-- Start Dataset records --
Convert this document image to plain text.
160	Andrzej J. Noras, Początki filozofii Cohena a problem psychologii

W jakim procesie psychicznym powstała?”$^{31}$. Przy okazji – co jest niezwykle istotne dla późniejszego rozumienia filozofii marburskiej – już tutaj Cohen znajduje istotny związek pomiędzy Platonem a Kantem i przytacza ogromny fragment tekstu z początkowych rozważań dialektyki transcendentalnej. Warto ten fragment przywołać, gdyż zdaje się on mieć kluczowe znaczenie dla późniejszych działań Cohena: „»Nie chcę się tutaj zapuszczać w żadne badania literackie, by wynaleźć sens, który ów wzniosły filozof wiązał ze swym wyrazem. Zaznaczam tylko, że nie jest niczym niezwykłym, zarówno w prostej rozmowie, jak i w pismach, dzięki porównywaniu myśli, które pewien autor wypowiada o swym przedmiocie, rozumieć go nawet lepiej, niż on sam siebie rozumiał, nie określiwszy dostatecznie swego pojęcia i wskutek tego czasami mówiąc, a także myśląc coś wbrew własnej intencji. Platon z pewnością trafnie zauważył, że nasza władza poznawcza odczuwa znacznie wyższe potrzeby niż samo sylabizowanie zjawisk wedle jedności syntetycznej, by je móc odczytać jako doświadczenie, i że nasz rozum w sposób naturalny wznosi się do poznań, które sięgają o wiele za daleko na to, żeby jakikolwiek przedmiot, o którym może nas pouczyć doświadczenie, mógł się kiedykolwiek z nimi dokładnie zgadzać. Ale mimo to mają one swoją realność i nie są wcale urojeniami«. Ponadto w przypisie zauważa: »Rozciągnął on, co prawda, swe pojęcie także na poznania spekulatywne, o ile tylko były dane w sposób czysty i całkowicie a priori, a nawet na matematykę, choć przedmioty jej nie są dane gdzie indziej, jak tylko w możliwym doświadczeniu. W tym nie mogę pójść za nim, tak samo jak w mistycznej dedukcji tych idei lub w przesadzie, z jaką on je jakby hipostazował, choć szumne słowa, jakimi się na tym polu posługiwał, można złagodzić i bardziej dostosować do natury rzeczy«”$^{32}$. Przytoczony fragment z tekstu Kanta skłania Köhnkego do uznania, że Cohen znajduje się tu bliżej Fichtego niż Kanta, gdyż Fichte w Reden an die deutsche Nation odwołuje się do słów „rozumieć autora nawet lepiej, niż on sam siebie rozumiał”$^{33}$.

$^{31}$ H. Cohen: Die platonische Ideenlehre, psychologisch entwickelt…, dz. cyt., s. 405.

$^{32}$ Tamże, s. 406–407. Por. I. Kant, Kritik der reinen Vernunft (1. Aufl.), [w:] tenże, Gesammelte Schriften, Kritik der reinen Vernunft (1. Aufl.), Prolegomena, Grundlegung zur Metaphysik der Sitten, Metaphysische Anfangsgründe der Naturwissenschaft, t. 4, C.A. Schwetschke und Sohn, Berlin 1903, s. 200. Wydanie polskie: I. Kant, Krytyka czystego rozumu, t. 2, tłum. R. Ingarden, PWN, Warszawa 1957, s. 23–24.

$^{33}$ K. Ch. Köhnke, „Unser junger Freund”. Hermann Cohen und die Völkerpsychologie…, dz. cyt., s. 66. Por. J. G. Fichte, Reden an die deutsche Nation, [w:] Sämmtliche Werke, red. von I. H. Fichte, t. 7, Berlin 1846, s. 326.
-- End Dataset records --
→ **Work instructions**
Copy all lines from the material that include "Berlin".

→ **Solution for this task**
$^{32}$ Tamże, s. 406–407. Por. I. Kant, Kritik der reinen Vernunft (1. Aufl.), [w:] tenże, Gesammelte Schriften, Kritik der reinen Vernunft (1. Aufl.), Prolegomena, Grundlegung zur Metaphysik der Sitten, Metaphysische Anfangsgründe der Naturwissenschaft, t. 4, C.A. Schwetschke und Sohn, Berlin 1903, s. 200. Wydanie polskie: I. Kant, Krytyka czystego rozumu, t. 2, tłum. R. Ingarden, PWN, Warszawa 1957, s. 23–24.
$^{33}$ K. Ch. Köhnke, „Unser junger Freund”. Hermann Cohen und die Völkerpsychologie…, dz. cyt., s. 66. Por. J. G. Fichte, Reden an die deutsche Nation, [w:] Sämmtliche Werke, red. von I. H. Fichte, t. 7, Berlin 1846, s. 326.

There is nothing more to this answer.